**Material to process**.
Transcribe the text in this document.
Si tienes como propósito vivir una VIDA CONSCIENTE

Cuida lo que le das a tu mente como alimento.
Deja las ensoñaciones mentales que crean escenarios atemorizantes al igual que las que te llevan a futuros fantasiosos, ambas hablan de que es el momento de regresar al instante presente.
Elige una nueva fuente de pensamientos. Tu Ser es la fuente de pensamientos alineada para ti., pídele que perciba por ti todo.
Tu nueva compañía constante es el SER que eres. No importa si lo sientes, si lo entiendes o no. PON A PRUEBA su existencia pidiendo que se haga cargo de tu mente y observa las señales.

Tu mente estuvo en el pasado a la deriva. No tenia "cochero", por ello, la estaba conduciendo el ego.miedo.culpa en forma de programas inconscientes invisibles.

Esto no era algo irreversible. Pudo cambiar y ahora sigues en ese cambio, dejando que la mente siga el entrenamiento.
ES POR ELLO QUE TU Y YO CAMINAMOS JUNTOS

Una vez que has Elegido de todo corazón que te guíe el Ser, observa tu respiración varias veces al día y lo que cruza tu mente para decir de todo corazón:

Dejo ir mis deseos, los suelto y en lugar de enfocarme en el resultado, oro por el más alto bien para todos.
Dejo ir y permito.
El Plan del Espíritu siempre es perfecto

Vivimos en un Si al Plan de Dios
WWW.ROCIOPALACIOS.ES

**Aim**. Please set down each line of the records exactly as given.

**Output below**.
Transcribe the text in this document.
Si tienes como propósito vivir una VIDA CONSCIENTE

Cuida lo que le das a tu mente como alimento.
Deja las ensoñaciones mentales que crean escenarios atemorizantes al igual que las que te llevan a futuros fantasiosos, ambas hablan de que es el momento de regresar al instante presente.
Elige una nueva fuente de pensamientos. Tu Ser es la fuente de pensamientos alineada para ti., pídele que perciba por ti todo.
Tu nueva compañía constante es el SER que eres. No importa si lo sientes, si lo entiendes o no. PON A PRUEBA su existencia pidiendo que se haga cargo de tu mente y observa las señales.

Tu mente estuvo en el pasado a la deriva. No tenia "cochero", por ello, la estaba conduciendo el ego.miedo.culpa en forma de programas inconscientes invisibles.

Esto no era algo irreversible. Pudo cambiar y ahora sigues en ese cambio, dejando que la mente siga el entrenamiento.
ES POR ELLO QUE TU Y YO CAMINAMOS JUNTOS

Una vez que has Elegido de todo corazón que te guíe el Ser, observa tu respiración varias veces al día y lo que cruza tu mente para decir de todo corazón:

Dejo ir mis deseos, los suelto y en lugar de enfocarme en el resultado, oro por el más alto bien para todos.
Dejo ir y permito.
El Plan del Espíritu siempre es perfecto

Vivimos en un Si al Plan de Dios
WWW.ROCIOPALACIOS.ES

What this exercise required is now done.